Data entries =
--- start ---

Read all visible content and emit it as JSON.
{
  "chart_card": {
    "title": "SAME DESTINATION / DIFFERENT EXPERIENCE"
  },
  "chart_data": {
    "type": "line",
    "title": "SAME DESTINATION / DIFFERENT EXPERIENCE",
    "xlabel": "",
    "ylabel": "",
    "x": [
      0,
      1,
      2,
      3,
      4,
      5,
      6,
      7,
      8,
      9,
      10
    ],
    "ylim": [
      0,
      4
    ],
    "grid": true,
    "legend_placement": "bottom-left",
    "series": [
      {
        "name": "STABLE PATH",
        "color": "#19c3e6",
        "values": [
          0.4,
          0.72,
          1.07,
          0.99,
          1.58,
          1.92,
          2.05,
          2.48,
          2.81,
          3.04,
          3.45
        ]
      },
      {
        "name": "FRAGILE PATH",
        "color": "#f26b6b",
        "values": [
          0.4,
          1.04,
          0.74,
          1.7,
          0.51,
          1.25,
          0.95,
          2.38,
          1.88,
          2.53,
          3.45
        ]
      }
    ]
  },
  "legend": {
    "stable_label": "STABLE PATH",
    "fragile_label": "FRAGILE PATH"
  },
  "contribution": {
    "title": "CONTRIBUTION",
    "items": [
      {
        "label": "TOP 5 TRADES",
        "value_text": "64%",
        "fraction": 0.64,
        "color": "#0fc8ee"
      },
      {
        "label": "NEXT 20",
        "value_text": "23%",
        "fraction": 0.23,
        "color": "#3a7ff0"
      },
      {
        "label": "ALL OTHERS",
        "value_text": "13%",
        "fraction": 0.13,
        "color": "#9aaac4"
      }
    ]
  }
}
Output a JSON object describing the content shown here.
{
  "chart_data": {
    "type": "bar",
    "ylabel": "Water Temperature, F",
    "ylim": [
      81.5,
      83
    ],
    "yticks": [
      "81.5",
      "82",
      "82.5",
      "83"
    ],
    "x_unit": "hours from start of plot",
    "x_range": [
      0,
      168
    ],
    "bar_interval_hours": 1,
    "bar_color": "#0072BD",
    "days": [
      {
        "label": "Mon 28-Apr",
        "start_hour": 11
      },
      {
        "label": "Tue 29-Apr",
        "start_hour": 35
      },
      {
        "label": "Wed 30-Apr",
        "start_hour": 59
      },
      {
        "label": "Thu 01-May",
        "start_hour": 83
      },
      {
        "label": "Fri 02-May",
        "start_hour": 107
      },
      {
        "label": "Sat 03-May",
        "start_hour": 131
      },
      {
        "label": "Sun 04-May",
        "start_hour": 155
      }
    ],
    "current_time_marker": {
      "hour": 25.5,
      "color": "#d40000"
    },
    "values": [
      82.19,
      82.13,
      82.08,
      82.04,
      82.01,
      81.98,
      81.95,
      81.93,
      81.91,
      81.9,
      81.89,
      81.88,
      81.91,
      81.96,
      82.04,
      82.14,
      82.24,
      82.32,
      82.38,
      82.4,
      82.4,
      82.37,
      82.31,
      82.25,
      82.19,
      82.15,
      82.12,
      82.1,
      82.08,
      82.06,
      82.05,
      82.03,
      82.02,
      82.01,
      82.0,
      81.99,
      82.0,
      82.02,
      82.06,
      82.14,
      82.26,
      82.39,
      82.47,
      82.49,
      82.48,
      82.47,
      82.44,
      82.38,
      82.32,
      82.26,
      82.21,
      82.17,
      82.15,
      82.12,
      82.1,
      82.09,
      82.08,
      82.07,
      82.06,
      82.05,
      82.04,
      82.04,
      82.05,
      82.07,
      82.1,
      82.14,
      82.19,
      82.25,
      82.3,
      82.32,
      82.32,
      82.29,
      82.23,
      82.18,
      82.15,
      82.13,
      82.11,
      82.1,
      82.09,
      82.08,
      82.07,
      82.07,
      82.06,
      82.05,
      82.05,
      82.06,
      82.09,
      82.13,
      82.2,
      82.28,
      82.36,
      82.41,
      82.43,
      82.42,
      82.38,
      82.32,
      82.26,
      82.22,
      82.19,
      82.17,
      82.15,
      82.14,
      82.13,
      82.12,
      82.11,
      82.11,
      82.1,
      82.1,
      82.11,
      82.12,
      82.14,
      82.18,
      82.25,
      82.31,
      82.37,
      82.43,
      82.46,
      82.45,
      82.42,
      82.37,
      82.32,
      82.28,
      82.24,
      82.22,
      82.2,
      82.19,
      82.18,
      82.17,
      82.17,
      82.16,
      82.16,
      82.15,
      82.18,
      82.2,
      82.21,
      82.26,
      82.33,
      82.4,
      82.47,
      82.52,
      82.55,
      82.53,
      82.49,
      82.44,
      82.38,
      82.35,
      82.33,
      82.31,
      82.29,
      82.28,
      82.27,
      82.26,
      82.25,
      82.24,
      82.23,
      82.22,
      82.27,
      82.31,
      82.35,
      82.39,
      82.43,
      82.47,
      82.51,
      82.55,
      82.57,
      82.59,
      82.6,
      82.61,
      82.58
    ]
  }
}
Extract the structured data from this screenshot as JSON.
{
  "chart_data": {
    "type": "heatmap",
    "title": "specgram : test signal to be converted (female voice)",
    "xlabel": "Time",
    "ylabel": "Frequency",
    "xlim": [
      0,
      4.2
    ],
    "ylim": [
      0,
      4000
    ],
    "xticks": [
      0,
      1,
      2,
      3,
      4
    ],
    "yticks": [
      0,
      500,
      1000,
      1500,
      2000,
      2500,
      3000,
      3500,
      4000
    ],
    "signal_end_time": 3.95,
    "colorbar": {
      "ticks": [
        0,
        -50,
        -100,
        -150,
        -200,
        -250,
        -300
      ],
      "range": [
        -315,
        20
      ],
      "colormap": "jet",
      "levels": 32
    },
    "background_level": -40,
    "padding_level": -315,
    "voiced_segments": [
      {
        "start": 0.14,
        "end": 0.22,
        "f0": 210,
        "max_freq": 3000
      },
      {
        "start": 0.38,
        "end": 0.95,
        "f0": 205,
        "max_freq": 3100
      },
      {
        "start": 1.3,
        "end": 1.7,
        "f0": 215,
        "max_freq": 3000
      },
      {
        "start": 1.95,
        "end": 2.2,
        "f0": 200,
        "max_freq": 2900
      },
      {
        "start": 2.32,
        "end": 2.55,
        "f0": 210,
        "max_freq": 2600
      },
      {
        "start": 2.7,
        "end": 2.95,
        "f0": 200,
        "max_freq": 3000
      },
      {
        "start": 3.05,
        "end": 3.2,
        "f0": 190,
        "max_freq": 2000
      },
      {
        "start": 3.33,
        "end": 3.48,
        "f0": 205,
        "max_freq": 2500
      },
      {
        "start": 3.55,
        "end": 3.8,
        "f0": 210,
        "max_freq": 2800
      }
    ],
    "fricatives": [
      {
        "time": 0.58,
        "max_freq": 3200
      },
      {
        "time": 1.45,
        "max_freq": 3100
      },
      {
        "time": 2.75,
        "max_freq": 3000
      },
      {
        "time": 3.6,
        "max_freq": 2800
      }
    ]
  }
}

--- end ---

Exercise prompt =
Show every line from the entries above in which the word "content" appears.

Output for this exercise =
Read all visible content and emit it as JSON.
Output a JSON object describing the content shown here.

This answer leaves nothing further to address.